Problem
Every entry must be echoed exactly.

===== Working data

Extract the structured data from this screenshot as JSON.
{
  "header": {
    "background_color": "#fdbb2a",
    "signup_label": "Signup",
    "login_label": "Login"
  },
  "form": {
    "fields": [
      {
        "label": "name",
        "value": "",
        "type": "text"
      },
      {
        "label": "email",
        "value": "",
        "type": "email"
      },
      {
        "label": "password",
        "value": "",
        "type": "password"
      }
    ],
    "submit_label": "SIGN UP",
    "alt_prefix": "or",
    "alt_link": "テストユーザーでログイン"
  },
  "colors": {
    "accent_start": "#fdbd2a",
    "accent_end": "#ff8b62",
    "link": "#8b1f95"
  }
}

==========

Result of this exercise
Extract the structured data from this screenshot as JSON.
{
  "header": {
    "background_color": "#fdbb2a",
    "signup_label": "Signup",
    "login_label": "Login"
  },
  "form": {
    "fields": [
      {
        "label": "name",
        "value": "",
        "type": "text"
      },
      {
        "label": "email",
        "value": "",
        "type": "email"
      },
      {
        "label": "password",
        "value": "",
        "type": "password"
      }
    ],
    "submit_label": "SIGN UP",
    "alt_prefix": "or",
    "alt_link": "テストユーザーでログイン"
  },
  "colors": {
    "accent_start": "#fdbd2a",
    "accent_end": "#ff8b62",
    "link": "#8b1f95"
  }
}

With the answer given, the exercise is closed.